- Work request
Where in the entries below does "color" appear? Copy every line that has it.
--- Provided material Enclosed Below ---
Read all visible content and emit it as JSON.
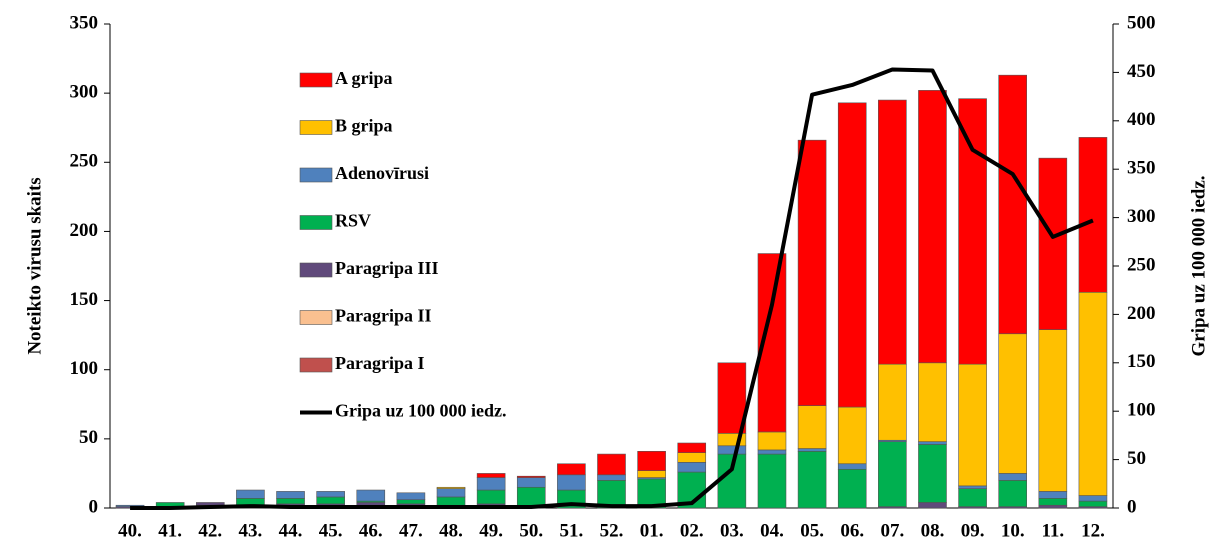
{
  "chart_data": {
    "type": "bar",
    "stacked": true,
    "y_label": "Noteikto virusu skaits",
    "y2_label": "Gripa uz 100 000 iedz.",
    "categories": [
      "40.",
      "41.",
      "42.",
      "43.",
      "44.",
      "45.",
      "46.",
      "47.",
      "48.",
      "49.",
      "50.",
      "51.",
      "52.",
      "01.",
      "02.",
      "03.",
      "04.",
      "05.",
      "06.",
      "07.",
      "08.",
      "09.",
      "10.",
      "11.",
      "12."
    ],
    "series": [
      {
        "name": "Paragripa I",
        "color": "#c0504d",
        "values": [
          0,
          0,
          2,
          0,
          0,
          0,
          0,
          0,
          0,
          0,
          0,
          0,
          0,
          0,
          0,
          0,
          0,
          0,
          0,
          0,
          0,
          0,
          0,
          0,
          0
        ]
      },
      {
        "name": "Paragripa II",
        "color": "#fac090",
        "values": [
          0,
          0,
          0,
          0,
          0,
          0,
          0,
          0,
          0,
          0,
          0,
          0,
          0,
          0,
          0,
          0,
          0,
          0,
          0,
          0,
          0,
          0,
          0,
          0,
          0
        ]
      },
      {
        "name": "Paragripa III",
        "color": "#604a7b",
        "values": [
          1,
          0,
          2,
          2,
          3,
          3,
          4,
          3,
          2,
          3,
          0,
          0,
          0,
          0,
          0,
          0,
          0,
          0,
          0,
          1,
          4,
          1,
          1,
          2,
          1
        ]
      },
      {
        "name": "RSV",
        "color": "#00b050",
        "values": [
          0,
          4,
          0,
          5,
          4,
          5,
          1,
          3,
          6,
          10,
          15,
          13,
          20,
          21,
          26,
          39,
          39,
          41,
          28,
          47,
          42,
          13,
          19,
          5,
          4
        ]
      },
      {
        "name": "Adenovīrusi",
        "color": "#4f81bd",
        "values": [
          1,
          0,
          0,
          6,
          5,
          4,
          8,
          5,
          6,
          9,
          7,
          11,
          4,
          1,
          7,
          6,
          3,
          2,
          4,
          1,
          2,
          2,
          5,
          5,
          4
        ]
      },
      {
        "name": "B gripa",
        "color": "#ffc000",
        "values": [
          0,
          0,
          0,
          0,
          0,
          0,
          0,
          0,
          1,
          0,
          0,
          0,
          0,
          5,
          7,
          9,
          13,
          31,
          41,
          55,
          57,
          88,
          101,
          117,
          147
        ]
      },
      {
        "name": "A gripa",
        "color": "#ff0000",
        "values": [
          0,
          0,
          0,
          0,
          0,
          0,
          0,
          0,
          0,
          3,
          1,
          8,
          15,
          14,
          7,
          51,
          129,
          192,
          220,
          191,
          197,
          192,
          187,
          124,
          112
        ]
      },
      {
        "name": "Gripa uz 100 000 iedz.",
        "color": "#000000",
        "axis": "y2",
        "values": [
          0,
          0,
          1,
          2,
          1,
          1,
          1,
          1,
          1,
          1,
          1,
          4,
          2,
          2,
          5,
          40,
          210,
          427,
          437,
          453,
          452,
          370,
          345,
          280,
          297
        ]
      }
    ],
    "ylim": [
      0,
      350
    ],
    "yticks": [
      0,
      50,
      100,
      150,
      200,
      250,
      300,
      350
    ],
    "y2lim": [
      0,
      500
    ],
    "y2ticks": [
      0,
      50,
      100,
      150,
      200,
      250,
      300,
      350,
      400,
      450,
      500
    ]
  }
}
--- End of Enclosed Provided material ---
- Response area
        "color": "#c0504d",
        "color": "#fac090",
        "color": "#604a7b",
        "color": "#00b050",
        "color": "#4f81bd",
        "color": "#ffc000",
        "color": "#ff0000",
        "color": "#000000",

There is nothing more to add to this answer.